Task to carry out:
Identify each line containing the word "return" and copy it.

[Dataset items]
◆ ◆ ◆ ◆ ◆

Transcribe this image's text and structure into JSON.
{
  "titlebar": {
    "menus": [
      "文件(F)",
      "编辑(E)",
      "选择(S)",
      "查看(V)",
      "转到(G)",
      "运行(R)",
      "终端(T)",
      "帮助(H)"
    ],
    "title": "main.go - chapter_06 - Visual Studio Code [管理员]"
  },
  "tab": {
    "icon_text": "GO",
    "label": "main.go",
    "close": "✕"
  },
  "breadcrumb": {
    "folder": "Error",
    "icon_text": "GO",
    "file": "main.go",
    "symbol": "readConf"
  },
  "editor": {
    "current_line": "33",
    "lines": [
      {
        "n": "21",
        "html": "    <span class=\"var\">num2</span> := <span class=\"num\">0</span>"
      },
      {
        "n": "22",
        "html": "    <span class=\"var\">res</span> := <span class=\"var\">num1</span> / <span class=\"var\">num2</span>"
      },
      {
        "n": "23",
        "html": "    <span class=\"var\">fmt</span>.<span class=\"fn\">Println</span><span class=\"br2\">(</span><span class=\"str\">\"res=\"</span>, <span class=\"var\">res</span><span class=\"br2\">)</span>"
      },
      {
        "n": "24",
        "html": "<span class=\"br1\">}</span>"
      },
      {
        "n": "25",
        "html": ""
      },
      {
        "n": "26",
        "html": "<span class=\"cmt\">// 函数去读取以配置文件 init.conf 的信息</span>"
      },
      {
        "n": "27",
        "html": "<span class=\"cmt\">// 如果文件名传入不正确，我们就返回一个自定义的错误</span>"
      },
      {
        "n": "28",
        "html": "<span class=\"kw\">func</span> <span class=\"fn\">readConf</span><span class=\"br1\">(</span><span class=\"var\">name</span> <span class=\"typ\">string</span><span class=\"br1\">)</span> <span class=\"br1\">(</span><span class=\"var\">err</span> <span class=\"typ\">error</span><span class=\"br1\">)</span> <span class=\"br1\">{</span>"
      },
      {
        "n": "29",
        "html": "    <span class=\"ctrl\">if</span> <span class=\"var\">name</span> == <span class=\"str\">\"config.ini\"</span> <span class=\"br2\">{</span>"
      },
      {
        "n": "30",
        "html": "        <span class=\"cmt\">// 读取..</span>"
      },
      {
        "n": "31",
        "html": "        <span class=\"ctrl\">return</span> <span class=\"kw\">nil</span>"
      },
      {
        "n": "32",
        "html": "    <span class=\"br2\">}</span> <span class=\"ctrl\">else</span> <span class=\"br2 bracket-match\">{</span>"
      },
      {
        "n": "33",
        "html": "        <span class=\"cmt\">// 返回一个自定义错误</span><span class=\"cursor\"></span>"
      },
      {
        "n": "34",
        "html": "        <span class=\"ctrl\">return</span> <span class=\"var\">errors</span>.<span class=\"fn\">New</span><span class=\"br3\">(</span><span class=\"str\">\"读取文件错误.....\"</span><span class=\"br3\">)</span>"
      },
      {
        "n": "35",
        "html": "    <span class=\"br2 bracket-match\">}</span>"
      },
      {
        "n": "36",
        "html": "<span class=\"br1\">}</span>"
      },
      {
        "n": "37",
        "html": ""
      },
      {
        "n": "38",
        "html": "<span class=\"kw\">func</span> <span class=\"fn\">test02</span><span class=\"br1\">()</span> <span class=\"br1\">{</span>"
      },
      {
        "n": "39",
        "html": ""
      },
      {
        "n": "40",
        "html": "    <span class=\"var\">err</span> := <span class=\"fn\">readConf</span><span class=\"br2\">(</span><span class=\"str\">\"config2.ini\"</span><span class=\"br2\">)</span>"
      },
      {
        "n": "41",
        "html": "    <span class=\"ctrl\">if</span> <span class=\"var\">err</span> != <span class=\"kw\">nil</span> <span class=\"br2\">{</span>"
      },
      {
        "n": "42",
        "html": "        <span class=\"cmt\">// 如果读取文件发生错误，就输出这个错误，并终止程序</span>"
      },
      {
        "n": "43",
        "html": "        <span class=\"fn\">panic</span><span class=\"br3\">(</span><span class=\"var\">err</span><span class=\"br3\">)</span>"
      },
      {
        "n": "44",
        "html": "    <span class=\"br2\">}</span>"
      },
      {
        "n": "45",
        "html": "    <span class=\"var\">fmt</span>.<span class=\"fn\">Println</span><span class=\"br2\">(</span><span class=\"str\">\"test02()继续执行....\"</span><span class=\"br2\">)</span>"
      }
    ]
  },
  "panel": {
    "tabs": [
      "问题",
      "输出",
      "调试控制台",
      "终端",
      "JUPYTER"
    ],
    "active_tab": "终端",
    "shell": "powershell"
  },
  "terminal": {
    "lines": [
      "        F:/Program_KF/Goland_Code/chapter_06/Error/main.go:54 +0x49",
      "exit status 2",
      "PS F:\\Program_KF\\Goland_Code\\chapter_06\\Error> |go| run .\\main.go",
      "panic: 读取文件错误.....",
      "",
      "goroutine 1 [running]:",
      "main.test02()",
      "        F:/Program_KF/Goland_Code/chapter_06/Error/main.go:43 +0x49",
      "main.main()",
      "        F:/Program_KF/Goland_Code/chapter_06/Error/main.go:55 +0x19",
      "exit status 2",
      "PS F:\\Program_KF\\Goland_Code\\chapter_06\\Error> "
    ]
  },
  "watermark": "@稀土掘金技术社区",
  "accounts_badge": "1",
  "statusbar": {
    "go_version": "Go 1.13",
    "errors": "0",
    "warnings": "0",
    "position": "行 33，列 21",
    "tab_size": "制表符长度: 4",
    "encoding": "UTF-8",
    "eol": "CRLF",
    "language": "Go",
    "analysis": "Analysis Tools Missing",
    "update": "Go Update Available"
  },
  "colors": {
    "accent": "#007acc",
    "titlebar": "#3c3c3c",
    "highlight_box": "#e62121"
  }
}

◆ ◆ ◆ ◆ ◆

Full solution:
        "html": "        <span class=\"ctrl\">return</span> <span class=\"kw\">nil</span>"
        "html": "        <span class=\"ctrl\">return</span> <span class=\"var\">errors</span>.<span class=\"fn\">New</span><span class=\"br3\">(</span><span class=\"str\">\"读取文件错误.....\"</span><span class=\"br3\">)</span>"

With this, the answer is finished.